● **Written problem**: Copy word for word the stretch of lines from the first one through the line containing "data-point xyxy=(570,267,578,274)".
>>>
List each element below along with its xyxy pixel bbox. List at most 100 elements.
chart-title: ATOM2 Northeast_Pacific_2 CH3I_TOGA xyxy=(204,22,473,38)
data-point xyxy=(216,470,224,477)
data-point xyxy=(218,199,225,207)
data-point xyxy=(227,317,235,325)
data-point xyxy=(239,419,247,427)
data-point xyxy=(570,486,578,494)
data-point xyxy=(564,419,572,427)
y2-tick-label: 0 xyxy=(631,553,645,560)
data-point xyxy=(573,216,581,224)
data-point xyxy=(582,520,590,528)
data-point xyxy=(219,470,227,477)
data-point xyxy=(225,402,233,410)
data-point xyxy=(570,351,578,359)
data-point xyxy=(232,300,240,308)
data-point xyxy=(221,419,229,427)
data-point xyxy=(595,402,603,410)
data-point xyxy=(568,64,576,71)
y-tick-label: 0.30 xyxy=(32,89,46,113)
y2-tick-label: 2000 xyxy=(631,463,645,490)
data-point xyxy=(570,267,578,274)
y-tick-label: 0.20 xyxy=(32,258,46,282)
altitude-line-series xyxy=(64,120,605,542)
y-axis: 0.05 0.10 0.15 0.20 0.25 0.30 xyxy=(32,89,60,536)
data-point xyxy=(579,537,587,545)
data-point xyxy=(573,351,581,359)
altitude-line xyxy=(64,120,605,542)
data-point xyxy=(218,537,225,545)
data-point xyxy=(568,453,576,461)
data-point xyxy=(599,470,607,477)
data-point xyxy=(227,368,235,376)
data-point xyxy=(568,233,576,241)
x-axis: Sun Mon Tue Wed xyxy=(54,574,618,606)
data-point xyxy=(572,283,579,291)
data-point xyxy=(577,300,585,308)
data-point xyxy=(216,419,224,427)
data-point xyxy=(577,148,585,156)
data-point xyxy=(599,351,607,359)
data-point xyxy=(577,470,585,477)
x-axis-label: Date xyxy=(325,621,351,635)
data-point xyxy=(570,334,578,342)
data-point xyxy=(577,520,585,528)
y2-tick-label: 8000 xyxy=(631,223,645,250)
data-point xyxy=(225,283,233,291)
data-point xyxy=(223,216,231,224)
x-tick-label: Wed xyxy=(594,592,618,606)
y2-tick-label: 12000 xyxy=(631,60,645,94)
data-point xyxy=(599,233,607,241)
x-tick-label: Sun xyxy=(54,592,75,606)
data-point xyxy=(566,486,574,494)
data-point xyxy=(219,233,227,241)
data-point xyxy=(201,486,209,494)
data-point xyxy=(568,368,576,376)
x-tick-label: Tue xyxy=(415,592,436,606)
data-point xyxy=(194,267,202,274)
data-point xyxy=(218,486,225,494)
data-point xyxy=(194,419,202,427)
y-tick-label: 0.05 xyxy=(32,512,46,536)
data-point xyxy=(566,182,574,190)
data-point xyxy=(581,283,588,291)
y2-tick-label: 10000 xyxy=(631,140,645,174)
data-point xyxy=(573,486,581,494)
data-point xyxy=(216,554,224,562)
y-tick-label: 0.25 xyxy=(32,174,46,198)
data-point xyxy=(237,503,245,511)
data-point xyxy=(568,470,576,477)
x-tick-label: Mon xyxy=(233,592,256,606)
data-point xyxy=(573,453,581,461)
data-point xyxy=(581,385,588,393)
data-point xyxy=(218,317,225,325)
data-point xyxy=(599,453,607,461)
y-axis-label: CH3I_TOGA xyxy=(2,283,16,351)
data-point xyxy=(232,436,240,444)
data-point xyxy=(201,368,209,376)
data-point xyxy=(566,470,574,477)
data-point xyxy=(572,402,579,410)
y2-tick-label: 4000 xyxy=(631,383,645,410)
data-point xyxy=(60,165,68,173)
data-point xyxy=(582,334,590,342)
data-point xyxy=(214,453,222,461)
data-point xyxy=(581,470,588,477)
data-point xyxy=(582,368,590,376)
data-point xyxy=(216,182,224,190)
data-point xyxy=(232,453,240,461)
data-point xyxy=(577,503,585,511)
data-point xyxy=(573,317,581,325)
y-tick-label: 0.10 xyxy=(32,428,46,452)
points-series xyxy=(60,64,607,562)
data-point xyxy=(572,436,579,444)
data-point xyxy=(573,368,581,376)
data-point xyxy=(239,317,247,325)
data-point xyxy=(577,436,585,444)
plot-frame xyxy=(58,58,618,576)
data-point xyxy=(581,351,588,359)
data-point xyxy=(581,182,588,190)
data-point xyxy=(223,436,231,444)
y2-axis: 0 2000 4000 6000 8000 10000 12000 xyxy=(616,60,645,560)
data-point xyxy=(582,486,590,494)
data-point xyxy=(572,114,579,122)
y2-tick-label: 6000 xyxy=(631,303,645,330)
<<<
● **Exercise result**:
List each element below along with its xyxy pixel bbox. List at most 100 elements.
chart-title: ATOM2 Northeast_Pacific_2 CH3I_TOGA xyxy=(204,22,473,38)
data-point xyxy=(216,470,224,477)
data-point xyxy=(218,199,225,207)
data-point xyxy=(227,317,235,325)
data-point xyxy=(239,419,247,427)
data-point xyxy=(570,486,578,494)
data-point xyxy=(564,419,572,427)
y2-tick-label: 0 xyxy=(631,553,645,560)
data-point xyxy=(573,216,581,224)
data-point xyxy=(582,520,590,528)
data-point xyxy=(219,470,227,477)
data-point xyxy=(225,402,233,410)
data-point xyxy=(570,351,578,359)
data-point xyxy=(232,300,240,308)
data-point xyxy=(221,419,229,427)
data-point xyxy=(595,402,603,410)
data-point xyxy=(568,64,576,71)
y-tick-label: 0.30 xyxy=(32,89,46,113)
y2-tick-label: 2000 xyxy=(631,463,645,490)
data-point xyxy=(570,267,578,274)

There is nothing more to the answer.